__Work to be completed__. Every record below is to be retyped exactly.

[Chart and figure data]

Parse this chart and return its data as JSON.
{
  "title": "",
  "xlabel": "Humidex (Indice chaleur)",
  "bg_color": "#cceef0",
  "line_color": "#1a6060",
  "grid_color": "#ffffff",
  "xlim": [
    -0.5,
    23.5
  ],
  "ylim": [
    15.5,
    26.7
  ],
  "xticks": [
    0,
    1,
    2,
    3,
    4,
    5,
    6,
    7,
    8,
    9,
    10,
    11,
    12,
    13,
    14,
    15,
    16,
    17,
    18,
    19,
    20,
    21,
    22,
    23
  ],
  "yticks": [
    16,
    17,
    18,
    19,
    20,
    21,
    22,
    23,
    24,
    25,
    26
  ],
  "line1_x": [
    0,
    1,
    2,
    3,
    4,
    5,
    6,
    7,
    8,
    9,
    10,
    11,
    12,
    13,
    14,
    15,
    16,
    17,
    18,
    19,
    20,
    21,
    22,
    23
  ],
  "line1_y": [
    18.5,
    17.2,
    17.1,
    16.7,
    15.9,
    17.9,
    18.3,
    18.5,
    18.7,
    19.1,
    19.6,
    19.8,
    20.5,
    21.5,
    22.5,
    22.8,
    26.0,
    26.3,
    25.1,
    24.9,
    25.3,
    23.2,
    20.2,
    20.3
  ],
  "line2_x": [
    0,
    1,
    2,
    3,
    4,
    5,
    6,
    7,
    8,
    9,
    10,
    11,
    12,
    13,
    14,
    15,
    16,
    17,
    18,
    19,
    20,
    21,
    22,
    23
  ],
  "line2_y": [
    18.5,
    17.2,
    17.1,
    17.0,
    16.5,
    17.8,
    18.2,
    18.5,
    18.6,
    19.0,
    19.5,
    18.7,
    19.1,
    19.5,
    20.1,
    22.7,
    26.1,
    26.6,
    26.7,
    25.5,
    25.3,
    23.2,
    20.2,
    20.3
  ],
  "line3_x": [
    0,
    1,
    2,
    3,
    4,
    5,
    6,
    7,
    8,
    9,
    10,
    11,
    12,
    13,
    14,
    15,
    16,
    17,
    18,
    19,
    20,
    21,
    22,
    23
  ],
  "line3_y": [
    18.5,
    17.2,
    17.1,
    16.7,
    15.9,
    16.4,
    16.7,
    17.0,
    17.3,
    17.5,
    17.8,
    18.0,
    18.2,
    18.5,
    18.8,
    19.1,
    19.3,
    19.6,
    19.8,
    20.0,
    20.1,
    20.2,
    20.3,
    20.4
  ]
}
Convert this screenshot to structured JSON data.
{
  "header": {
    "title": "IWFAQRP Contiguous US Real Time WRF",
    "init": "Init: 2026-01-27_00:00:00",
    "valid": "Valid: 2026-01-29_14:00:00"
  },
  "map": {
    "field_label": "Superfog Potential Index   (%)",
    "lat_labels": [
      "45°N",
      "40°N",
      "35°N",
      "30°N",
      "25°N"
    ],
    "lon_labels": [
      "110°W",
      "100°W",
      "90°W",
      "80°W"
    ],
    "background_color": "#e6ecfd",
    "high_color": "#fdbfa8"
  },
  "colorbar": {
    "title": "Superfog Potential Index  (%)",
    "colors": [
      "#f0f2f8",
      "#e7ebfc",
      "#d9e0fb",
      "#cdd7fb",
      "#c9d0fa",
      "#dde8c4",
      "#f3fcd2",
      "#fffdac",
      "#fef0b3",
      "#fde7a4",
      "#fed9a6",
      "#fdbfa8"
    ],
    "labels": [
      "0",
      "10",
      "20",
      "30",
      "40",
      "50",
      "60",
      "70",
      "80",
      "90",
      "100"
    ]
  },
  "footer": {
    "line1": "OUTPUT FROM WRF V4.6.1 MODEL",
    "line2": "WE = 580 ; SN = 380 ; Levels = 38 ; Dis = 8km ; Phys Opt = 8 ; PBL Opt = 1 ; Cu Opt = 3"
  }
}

__Solution to this problem__.
Parse this chart and return its data as JSON.
{
  "title": "",
  "xlabel": "Humidex (Indice chaleur)",
  "bg_color": "#cceef0",
  "line_color": "#1a6060",
  "grid_color": "#ffffff",
  "xlim": [
    -0.5,
    23.5
  ],
  "ylim": [
    15.5,
    26.7
  ],
  "xticks": [
    0,
    1,
    2,
    3,
    4,
    5,
    6,
    7,
    8,
    9,
    10,
    11,
    12,
    13,
    14,
    15,
    16,
    17,
    18,
    19,
    20,
    21,
    22,
    23
  ],
  "yticks": [
    16,
    17,
    18,
    19,
    20,
    21,
    22,
    23,
    24,
    25,
    26
  ],
  "line1_x": [
    0,
    1,
    2,
    3,
    4,
    5,
    6,
    7,
    8,
    9,
    10,
    11,
    12,
    13,
    14,
    15,
    16,
    17,
    18,
    19,
    20,
    21,
    22,
    23
  ],
  "line1_y": [
    18.5,
    17.2,
    17.1,
    16.7,
    15.9,
    17.9,
    18.3,
    18.5,
    18.7,
    19.1,
    19.6,
    19.8,
    20.5,
    21.5,
    22.5,
    22.8,
    26.0,
    26.3,
    25.1,
    24.9,
    25.3,
    23.2,
    20.2,
    20.3
  ],
  "line2_x": [
    0,
    1,
    2,
    3,
    4,
    5,
    6,
    7,
    8,
    9,
    10,
    11,
    12,
    13,
    14,
    15,
    16,
    17,
    18,
    19,
    20,
    21,
    22,
    23
  ],
  "line2_y": [
    18.5,
    17.2,
    17.1,
    17.0,
    16.5,
    17.8,
    18.2,
    18.5,
    18.6,
    19.0,
    19.5,
    18.7,
    19.1,
    19.5,
    20.1,
    22.7,
    26.1,
    26.6,
    26.7,
    25.5,
    25.3,
    23.2,
    20.2,
    20.3
  ],
  "line3_x": [
    0,
    1,
    2,
    3,
    4,
    5,
    6,
    7,
    8,
    9,
    10,
    11,
    12,
    13,
    14,
    15,
    16,
    17,
    18,
    19,
    20,
    21,
    22,
    23
  ],
  "line3_y": [
    18.5,
    17.2,
    17.1,
    16.7,
    15.9,
    16.4,
    16.7,
    17.0,
    17.3,
    17.5,
    17.8,
    18.0,
    18.2,
    18.5,
    18.8,
    19.1,
    19.3,
    19.6,
    19.8,
    20.0,
    20.1,
    20.2,
    20.3,
    20.4
  ]
}
Convert this screenshot to structured JSON data.
{
  "header": {
    "title": "IWFAQRP Contiguous US Real Time WRF",
    "init": "Init: 2026-01-27_00:00:00",
    "valid": "Valid: 2026-01-29_14:00:00"
  },
  "map": {
    "field_label": "Superfog Potential Index   (%)",
    "lat_labels": [
      "45°N",
      "40°N",
      "35°N",
      "30°N",
      "25°N"
    ],
    "lon_labels": [
      "110°W",
      "100°W",
      "90°W",
      "80°W"
    ],
    "background_color": "#e6ecfd",
    "high_color": "#fdbfa8"
  },
  "colorbar": {
    "title": "Superfog Potential Index  (%)",
    "colors": [
      "#f0f2f8",
      "#e7ebfc",
      "#d9e0fb",
      "#cdd7fb",
      "#c9d0fa",
      "#dde8c4",
      "#f3fcd2",
      "#fffdac",
      "#fef0b3",
      "#fde7a4",
      "#fed9a6",
      "#fdbfa8"
    ],
    "labels": [
      "0",
      "10",
      "20",
      "30",
      "40",
      "50",
      "60",
      "70",
      "80",
      "90",
      "100"
    ]
  },
  "footer": {
    "line1": "OUTPUT FROM WRF V4.6.1 MODEL",
    "line2": "WE = 580 ; SN = 380 ; Levels = 38 ; Dis = 8km ; Phys Opt = 8 ; PBL Opt = 1 ; Cu Opt = 3"
  }
}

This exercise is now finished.